**To do:** Pull out every line of the listing below where "accent" appears.

**Dataset content:**

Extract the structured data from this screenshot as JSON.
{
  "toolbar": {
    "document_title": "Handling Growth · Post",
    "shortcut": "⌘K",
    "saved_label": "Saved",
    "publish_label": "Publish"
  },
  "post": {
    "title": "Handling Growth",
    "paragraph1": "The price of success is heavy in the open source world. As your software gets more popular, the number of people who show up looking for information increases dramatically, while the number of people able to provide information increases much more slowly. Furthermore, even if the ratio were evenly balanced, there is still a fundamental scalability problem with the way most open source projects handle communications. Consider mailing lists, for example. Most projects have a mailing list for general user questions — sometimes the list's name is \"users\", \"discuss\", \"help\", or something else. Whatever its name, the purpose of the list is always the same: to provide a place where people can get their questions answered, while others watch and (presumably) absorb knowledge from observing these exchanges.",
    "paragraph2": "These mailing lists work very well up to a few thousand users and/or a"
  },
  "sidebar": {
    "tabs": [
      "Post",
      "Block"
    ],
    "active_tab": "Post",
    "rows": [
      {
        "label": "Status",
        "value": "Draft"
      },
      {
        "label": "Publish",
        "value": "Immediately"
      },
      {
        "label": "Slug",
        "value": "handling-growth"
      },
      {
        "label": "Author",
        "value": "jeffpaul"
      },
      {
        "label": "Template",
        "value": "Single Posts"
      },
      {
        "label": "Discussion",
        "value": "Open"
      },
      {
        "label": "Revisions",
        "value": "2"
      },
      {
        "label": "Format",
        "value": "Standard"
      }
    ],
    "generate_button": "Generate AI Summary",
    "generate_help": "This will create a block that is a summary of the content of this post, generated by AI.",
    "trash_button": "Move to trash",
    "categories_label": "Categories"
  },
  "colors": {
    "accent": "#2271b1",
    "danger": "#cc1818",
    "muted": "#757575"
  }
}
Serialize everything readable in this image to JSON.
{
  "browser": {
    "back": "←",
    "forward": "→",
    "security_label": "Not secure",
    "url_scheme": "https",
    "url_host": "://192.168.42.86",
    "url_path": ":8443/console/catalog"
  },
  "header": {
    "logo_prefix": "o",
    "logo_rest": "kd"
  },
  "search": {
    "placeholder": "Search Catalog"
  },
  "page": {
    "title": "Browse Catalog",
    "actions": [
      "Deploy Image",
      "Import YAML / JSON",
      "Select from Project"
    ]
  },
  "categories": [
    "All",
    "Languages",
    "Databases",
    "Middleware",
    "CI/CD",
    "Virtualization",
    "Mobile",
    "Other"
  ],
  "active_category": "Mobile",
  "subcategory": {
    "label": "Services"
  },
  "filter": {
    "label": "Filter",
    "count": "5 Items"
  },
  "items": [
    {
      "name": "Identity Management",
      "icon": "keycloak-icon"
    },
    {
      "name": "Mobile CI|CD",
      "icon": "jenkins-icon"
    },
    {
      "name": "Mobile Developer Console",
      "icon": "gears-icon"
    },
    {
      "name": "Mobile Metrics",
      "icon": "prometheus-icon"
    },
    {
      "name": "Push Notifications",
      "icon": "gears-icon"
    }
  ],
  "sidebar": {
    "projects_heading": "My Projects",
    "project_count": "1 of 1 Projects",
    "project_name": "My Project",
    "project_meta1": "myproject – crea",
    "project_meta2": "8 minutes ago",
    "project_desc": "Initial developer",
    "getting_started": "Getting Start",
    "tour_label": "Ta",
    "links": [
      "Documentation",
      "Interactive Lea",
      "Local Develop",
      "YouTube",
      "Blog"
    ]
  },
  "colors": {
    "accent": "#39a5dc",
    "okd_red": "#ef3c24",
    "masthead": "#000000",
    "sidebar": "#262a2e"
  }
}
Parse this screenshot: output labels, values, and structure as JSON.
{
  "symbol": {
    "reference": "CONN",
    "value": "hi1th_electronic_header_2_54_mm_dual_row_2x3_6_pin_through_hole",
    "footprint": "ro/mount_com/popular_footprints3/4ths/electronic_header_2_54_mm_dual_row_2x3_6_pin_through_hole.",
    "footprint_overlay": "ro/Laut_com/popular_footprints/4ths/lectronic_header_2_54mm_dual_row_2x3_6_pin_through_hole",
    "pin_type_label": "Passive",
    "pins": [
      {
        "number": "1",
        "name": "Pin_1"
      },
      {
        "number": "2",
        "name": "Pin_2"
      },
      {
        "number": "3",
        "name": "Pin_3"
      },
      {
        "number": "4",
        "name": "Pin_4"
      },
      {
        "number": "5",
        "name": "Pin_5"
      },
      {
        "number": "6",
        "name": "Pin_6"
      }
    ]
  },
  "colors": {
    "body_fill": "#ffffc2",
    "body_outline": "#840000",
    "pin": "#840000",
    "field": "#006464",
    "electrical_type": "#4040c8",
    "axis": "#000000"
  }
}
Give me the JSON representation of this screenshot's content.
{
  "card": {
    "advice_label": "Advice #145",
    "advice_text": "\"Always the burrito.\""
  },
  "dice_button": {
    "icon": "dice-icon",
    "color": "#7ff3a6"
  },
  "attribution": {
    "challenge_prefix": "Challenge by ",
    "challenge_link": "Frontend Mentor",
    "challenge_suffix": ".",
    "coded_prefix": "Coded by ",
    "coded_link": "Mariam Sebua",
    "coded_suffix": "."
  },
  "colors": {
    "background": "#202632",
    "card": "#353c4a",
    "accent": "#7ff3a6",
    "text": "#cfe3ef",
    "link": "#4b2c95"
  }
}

**Task result:**
    "accent": "#2271b1",
    "accent": "#39a5dc",
    "accent": "#7ff3a6",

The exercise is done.